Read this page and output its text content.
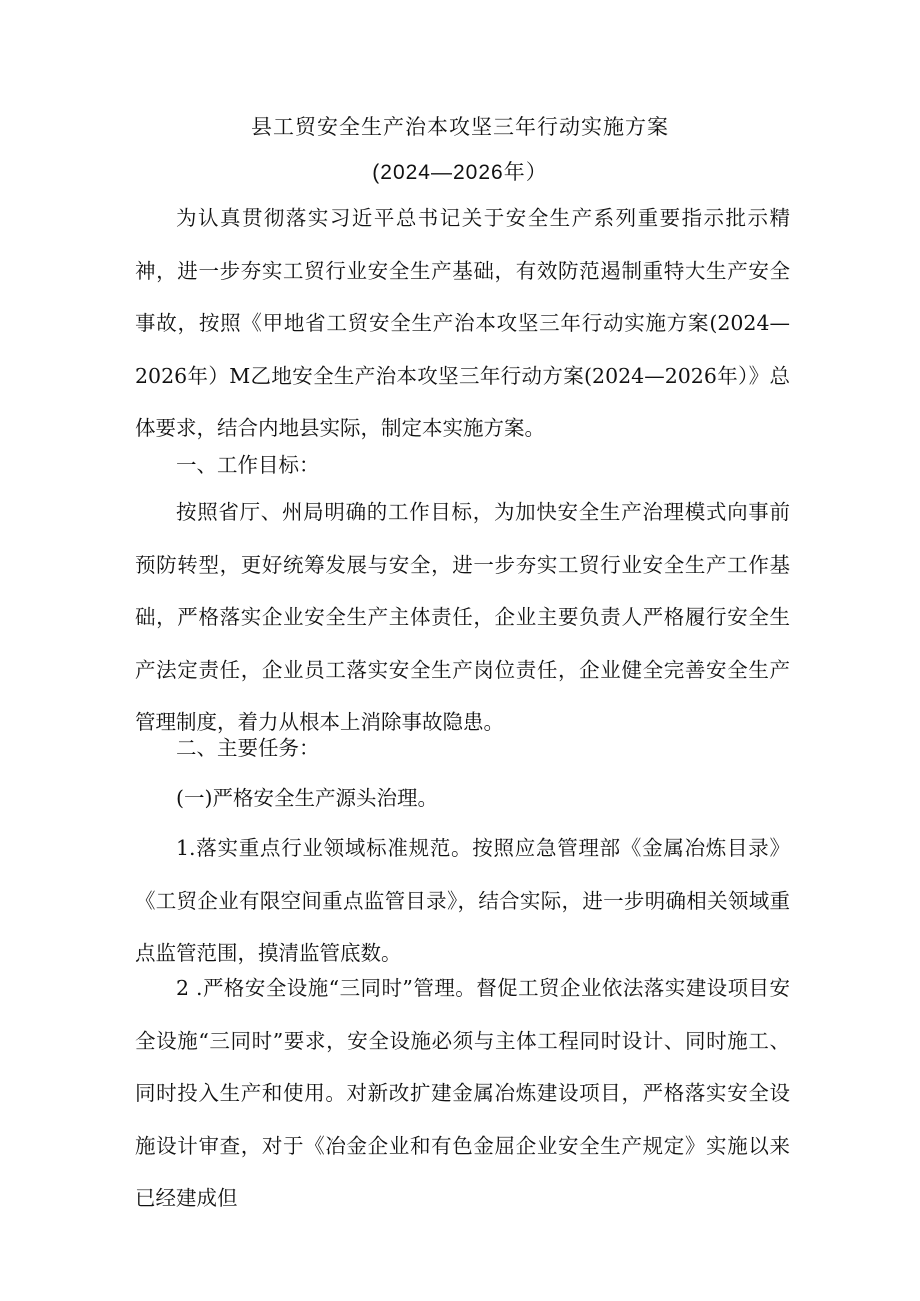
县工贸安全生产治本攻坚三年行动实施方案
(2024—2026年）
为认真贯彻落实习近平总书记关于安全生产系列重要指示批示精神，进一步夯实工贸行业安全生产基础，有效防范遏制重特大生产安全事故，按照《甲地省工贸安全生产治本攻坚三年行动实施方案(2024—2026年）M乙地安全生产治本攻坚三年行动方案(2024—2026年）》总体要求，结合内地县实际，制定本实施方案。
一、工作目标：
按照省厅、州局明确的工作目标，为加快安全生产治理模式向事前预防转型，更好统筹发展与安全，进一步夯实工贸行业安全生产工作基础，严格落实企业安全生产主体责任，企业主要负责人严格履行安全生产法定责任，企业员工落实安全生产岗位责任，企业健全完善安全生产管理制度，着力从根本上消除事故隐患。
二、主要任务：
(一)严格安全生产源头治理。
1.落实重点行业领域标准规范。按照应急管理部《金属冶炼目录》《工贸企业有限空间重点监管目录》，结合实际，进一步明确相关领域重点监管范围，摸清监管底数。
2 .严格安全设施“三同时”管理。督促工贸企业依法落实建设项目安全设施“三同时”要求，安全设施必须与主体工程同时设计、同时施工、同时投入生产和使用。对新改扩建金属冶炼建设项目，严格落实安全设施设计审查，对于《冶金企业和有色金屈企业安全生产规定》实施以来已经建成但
---*---
Stated exercise:
Your copy should hold every record word for word and none of the pictures.

Output of the exercise:
Read this page and output its text content.
县工贸安全生产治本攻坚三年行动实施方案
(2024—2026年）
为认真贯彻落实习近平总书记关于安全生产系列重要指示批示精神，进一步夯实工贸行业安全生产基础，有效防范遏制重特大生产安全事故，按照《甲地省工贸安全生产治本攻坚三年行动实施方案(2024—2026年）M乙地安全生产治本攻坚三年行动方案(2024—2026年）》总体要求，结合内地县实际，制定本实施方案。
一、工作目标：
按照省厅、州局明确的工作目标，为加快安全生产治理模式向事前预防转型，更好统筹发展与安全，进一步夯实工贸行业安全生产工作基础，严格落实企业安全生产主体责任，企业主要负责人严格履行安全生产法定责任，企业员工落实安全生产岗位责任，企业健全完善安全生产管理制度，着力从根本上消除事故隐患。
二、主要任务：
(一)严格安全生产源头治理。
1.落实重点行业领域标准规范。按照应急管理部《金属冶炼目录》《工贸企业有限空间重点监管目录》，结合实际，进一步明确相关领域重点监管范围，摸清监管底数。
2 .严格安全设施“三同时”管理。督促工贸企业依法落实建设项目安全设施“三同时”要求，安全设施必须与主体工程同时设计、同时施工、同时投入生产和使用。对新改扩建金属冶炼建设项目，严格落实安全设施设计审查，对于《冶金企业和有色金屈企业安全生产规定》实施以来已经建成但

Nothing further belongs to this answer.